**Extracts from a graphics dataset**
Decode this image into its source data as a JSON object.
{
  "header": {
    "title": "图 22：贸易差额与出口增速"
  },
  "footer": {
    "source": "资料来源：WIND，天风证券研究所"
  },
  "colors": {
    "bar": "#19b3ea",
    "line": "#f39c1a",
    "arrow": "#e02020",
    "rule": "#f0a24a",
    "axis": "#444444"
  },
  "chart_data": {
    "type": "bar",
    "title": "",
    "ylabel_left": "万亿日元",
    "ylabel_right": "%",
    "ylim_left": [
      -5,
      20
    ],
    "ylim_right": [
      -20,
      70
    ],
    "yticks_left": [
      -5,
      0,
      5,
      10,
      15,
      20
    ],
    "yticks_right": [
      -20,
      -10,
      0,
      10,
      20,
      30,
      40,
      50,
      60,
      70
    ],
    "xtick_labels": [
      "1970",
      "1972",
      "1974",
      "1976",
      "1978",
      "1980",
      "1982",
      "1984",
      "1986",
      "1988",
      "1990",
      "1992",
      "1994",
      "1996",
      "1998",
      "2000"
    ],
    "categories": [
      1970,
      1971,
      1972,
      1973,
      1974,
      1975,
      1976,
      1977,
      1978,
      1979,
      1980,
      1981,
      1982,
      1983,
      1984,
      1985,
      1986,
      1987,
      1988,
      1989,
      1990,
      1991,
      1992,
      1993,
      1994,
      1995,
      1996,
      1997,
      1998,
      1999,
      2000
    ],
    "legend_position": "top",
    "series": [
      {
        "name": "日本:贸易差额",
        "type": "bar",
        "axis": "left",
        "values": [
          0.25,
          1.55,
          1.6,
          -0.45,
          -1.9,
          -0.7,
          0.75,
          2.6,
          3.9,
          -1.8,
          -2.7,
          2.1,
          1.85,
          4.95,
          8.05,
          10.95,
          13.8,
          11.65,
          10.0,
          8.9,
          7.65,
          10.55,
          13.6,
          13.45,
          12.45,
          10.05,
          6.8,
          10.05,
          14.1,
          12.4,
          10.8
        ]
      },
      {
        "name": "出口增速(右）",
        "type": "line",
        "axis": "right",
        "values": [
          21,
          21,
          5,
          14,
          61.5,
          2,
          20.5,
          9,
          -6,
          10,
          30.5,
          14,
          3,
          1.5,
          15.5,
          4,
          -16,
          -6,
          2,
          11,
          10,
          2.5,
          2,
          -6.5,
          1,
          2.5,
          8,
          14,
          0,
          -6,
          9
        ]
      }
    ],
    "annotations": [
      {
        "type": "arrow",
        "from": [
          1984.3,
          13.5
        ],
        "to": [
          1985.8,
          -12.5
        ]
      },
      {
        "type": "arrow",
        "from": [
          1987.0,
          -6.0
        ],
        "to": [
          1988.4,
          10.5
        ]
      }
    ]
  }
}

**CHALLENGE**
Retype the material in full. Each word must match.

**THE RESULT**
Decode this image into its source data as a JSON object.
{
  "header": {
    "title": "图 22：贸易差额与出口增速"
  },
  "footer": {
    "source": "资料来源：WIND，天风证券研究所"
  },
  "colors": {
    "bar": "#19b3ea",
    "line": "#f39c1a",
    "arrow": "#e02020",
    "rule": "#f0a24a",
    "axis": "#444444"
  },
  "chart_data": {
    "type": "bar",
    "title": "",
    "ylabel_left": "万亿日元",
    "ylabel_right": "%",
    "ylim_left": [
      -5,
      20
    ],
    "ylim_right": [
      -20,
      70
    ],
    "yticks_left": [
      -5,
      0,
      5,
      10,
      15,
      20
    ],
    "yticks_right": [
      -20,
      -10,
      0,
      10,
      20,
      30,
      40,
      50,
      60,
      70
    ],
    "xtick_labels": [
      "1970",
      "1972",
      "1974",
      "1976",
      "1978",
      "1980",
      "1982",
      "1984",
      "1986",
      "1988",
      "1990",
      "1992",
      "1994",
      "1996",
      "1998",
      "2000"
    ],
    "categories": [
      1970,
      1971,
      1972,
      1973,
      1974,
      1975,
      1976,
      1977,
      1978,
      1979,
      1980,
      1981,
      1982,
      1983,
      1984,
      1985,
      1986,
      1987,
      1988,
      1989,
      1990,
      1991,
      1992,
      1993,
      1994,
      1995,
      1996,
      1997,
      1998,
      1999,
      2000
    ],
    "legend_position": "top",
    "series": [
      {
        "name": "日本:贸易差额",
        "type": "bar",
        "axis": "left",
        "values": [
          0.25,
          1.55,
          1.6,
          -0.45,
          -1.9,
          -0.7,
          0.75,
          2.6,
          3.9,
          -1.8,
          -2.7,
          2.1,
          1.85,
          4.95,
          8.05,
          10.95,
          13.8,
          11.65,
          10.0,
          8.9,
          7.65,
          10.55,
          13.6,
          13.45,
          12.45,
          10.05,
          6.8,
          10.05,
          14.1,
          12.4,
          10.8
        ]
      },
      {
        "name": "出口增速(右）",
        "type": "line",
        "axis": "right",
        "values": [
          21,
          21,
          5,
          14,
          61.5,
          2,
          20.5,
          9,
          -6,
          10,
          30.5,
          14,
          3,
          1.5,
          15.5,
          4,
          -16,
          -6,
          2,
          11,
          10,
          2.5,
          2,
          -6.5,
          1,
          2.5,
          8,
          14,
          0,
          -6,
          9
        ]
      }
    ],
    "annotations": [
      {
        "type": "arrow",
        "from": [
          1984.3,
          13.5
        ],
        "to": [
          1985.8,
          -12.5
        ]
      },
      {
        "type": "arrow",
        "from": [
          1987.0,
          -6.0
        ],
        "to": [
          1988.4,
          10.5
        ]
      }
    ]
  }
}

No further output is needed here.